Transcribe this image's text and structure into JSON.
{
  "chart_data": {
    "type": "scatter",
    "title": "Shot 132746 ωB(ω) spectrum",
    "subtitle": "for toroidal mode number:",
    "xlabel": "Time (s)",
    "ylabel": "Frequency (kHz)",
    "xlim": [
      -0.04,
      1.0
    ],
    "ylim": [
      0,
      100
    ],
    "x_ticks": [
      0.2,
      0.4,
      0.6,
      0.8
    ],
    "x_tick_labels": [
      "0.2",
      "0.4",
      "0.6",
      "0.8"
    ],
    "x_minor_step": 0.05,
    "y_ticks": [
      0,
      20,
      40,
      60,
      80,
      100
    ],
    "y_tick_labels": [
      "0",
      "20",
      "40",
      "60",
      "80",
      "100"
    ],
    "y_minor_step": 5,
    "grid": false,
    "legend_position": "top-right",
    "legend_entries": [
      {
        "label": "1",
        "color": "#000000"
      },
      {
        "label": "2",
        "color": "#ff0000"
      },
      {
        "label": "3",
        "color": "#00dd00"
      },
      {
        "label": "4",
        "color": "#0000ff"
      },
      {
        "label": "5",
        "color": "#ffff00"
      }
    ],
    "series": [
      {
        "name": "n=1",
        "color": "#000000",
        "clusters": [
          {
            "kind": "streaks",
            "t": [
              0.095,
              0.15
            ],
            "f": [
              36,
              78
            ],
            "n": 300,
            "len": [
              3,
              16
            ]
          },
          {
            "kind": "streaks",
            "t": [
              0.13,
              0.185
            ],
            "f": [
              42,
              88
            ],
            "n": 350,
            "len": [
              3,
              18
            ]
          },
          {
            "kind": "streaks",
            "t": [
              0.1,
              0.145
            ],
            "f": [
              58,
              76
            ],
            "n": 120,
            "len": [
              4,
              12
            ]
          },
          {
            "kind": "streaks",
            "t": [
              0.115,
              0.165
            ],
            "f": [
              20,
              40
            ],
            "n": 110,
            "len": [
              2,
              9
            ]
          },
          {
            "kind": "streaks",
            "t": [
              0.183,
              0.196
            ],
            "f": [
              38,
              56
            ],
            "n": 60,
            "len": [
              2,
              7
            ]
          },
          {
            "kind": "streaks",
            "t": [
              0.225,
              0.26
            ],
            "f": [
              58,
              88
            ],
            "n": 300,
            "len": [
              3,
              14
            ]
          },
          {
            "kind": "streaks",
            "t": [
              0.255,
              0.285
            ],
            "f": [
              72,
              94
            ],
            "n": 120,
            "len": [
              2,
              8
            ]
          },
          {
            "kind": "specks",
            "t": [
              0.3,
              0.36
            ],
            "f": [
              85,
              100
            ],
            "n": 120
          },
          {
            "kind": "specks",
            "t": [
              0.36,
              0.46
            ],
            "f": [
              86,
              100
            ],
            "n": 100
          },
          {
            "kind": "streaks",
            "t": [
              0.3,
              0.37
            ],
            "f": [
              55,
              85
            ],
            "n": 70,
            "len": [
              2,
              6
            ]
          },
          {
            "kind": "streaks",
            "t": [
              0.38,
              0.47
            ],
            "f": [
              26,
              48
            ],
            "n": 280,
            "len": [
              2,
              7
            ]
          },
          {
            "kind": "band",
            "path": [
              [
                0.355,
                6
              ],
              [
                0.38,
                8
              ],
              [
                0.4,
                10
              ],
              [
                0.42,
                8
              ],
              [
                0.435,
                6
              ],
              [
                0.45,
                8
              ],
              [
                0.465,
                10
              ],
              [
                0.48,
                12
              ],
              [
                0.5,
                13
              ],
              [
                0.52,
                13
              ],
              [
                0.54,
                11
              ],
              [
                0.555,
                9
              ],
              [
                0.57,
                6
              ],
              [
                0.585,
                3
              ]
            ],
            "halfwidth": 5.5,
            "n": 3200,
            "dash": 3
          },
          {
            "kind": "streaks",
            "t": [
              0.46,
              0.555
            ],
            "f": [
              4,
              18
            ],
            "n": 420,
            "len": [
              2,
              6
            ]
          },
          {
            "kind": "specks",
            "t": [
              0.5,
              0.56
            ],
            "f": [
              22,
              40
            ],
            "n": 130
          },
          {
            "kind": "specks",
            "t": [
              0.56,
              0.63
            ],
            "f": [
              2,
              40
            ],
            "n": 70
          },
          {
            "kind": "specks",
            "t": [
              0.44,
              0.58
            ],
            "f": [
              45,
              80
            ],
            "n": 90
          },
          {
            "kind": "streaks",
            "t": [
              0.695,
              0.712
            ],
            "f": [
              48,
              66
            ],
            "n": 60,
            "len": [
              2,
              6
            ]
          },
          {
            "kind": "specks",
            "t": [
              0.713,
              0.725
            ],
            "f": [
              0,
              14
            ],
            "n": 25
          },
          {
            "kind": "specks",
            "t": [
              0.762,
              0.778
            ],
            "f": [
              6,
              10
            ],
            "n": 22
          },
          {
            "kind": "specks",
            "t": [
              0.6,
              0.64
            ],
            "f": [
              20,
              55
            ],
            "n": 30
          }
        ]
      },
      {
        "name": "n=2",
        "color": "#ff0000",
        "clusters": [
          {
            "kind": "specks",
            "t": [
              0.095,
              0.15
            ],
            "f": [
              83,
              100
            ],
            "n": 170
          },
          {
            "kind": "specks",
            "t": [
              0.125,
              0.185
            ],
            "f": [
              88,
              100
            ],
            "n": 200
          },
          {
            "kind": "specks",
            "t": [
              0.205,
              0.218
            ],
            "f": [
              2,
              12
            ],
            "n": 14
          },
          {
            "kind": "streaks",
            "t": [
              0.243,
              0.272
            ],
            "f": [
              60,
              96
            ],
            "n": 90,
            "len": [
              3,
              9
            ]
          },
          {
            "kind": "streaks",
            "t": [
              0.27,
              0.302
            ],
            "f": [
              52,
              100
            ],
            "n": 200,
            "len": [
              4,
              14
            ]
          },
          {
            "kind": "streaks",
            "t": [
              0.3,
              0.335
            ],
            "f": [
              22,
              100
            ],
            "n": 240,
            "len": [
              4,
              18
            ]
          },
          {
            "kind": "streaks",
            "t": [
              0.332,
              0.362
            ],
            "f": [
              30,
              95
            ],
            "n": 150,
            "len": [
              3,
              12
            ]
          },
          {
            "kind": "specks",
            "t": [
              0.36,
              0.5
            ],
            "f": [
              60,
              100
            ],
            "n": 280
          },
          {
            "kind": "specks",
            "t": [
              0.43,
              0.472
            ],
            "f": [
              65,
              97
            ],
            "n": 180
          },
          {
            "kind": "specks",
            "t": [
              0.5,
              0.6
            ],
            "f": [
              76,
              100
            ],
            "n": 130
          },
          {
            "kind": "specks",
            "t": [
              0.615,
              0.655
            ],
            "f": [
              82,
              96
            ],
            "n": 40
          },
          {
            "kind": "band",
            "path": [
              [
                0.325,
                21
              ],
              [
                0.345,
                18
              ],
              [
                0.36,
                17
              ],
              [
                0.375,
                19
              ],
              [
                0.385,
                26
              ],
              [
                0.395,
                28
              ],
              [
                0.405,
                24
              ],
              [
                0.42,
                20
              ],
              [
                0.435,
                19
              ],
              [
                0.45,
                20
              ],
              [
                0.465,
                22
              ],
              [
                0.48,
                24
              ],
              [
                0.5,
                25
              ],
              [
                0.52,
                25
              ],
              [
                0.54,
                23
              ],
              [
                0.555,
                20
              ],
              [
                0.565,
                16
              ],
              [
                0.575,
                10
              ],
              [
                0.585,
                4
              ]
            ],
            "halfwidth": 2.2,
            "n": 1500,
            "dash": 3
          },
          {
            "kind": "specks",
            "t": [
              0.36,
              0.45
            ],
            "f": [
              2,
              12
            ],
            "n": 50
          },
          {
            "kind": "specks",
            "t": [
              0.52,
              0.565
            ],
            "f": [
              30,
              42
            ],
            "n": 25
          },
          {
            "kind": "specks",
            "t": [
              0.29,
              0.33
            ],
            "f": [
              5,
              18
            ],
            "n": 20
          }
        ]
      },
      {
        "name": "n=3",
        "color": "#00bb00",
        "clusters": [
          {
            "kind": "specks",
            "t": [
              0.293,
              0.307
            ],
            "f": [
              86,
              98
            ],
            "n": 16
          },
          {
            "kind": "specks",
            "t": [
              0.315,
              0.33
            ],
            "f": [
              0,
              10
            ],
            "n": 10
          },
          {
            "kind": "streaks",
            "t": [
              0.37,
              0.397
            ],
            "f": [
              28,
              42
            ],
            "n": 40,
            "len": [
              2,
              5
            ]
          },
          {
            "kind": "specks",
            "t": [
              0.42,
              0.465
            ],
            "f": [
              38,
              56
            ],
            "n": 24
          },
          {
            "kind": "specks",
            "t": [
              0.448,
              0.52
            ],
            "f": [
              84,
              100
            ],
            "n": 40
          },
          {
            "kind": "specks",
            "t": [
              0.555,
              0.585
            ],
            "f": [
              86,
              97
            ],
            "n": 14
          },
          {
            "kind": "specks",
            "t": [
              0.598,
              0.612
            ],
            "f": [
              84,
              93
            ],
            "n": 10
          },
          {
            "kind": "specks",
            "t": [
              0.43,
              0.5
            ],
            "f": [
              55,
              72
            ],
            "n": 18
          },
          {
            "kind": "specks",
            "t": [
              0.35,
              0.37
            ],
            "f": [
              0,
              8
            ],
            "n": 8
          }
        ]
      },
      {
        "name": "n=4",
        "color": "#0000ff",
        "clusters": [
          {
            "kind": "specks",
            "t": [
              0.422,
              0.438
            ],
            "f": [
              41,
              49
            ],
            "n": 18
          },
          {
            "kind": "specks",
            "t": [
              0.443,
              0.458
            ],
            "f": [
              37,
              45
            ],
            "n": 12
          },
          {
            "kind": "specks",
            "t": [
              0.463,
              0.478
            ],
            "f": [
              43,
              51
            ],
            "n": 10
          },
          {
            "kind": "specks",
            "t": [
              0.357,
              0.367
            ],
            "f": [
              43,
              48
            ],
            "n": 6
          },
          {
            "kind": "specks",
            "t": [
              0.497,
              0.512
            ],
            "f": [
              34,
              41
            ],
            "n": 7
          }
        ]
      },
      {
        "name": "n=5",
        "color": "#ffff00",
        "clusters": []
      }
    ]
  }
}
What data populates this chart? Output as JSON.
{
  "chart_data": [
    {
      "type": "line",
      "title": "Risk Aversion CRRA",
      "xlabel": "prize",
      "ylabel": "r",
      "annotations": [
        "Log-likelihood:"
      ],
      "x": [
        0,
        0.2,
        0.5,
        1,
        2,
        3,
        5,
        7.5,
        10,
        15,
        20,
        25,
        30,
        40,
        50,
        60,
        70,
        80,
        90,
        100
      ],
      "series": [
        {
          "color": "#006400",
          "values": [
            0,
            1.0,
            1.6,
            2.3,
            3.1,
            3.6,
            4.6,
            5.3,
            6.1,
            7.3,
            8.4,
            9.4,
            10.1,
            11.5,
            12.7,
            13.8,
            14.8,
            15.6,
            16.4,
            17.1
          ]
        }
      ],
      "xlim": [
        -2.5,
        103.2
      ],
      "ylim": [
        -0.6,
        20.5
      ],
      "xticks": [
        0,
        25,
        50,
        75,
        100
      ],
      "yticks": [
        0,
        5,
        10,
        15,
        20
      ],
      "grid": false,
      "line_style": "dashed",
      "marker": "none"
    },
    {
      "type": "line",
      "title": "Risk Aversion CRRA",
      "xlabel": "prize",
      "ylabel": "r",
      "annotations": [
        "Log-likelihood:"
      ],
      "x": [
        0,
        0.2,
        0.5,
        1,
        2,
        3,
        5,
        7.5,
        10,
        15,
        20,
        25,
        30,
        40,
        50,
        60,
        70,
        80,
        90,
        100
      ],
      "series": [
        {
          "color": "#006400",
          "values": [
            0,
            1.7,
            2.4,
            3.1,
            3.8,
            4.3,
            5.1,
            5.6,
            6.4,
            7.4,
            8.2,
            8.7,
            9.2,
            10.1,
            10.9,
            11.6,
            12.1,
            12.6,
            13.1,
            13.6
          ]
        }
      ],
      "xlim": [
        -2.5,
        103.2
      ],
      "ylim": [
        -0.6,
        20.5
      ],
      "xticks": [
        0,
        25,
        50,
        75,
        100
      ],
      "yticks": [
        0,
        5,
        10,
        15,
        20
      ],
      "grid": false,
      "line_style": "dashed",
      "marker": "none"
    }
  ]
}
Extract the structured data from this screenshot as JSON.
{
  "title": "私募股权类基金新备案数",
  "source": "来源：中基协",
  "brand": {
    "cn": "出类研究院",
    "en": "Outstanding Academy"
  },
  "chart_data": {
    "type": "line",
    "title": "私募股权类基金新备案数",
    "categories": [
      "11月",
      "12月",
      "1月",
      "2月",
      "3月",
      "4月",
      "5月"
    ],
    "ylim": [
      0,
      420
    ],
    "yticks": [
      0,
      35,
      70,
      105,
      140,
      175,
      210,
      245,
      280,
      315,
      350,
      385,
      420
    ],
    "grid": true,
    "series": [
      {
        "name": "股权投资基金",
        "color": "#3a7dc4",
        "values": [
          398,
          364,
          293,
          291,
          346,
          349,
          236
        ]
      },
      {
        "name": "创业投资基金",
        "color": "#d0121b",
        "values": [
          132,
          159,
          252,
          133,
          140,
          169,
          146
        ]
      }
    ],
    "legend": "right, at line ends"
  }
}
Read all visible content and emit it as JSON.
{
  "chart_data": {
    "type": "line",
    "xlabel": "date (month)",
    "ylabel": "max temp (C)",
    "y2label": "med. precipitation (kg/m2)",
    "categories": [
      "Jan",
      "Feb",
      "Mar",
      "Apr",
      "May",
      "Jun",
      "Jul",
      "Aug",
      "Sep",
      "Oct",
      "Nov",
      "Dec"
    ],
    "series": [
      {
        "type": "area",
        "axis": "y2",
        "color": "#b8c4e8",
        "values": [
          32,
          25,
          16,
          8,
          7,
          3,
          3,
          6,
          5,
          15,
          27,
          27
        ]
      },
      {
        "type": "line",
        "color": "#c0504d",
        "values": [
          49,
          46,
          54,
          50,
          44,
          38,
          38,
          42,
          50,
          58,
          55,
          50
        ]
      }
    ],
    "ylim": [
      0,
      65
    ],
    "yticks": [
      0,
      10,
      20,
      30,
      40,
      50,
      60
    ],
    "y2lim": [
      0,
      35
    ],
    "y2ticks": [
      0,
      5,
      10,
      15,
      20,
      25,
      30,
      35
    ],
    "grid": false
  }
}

- Requirement
Gather all lines from the listing above in which "私募股权类基金新备案数" occurs.

- Right answer
  "title": "私募股权类基金新备案数",
    "title": "私募股权类基金新备案数",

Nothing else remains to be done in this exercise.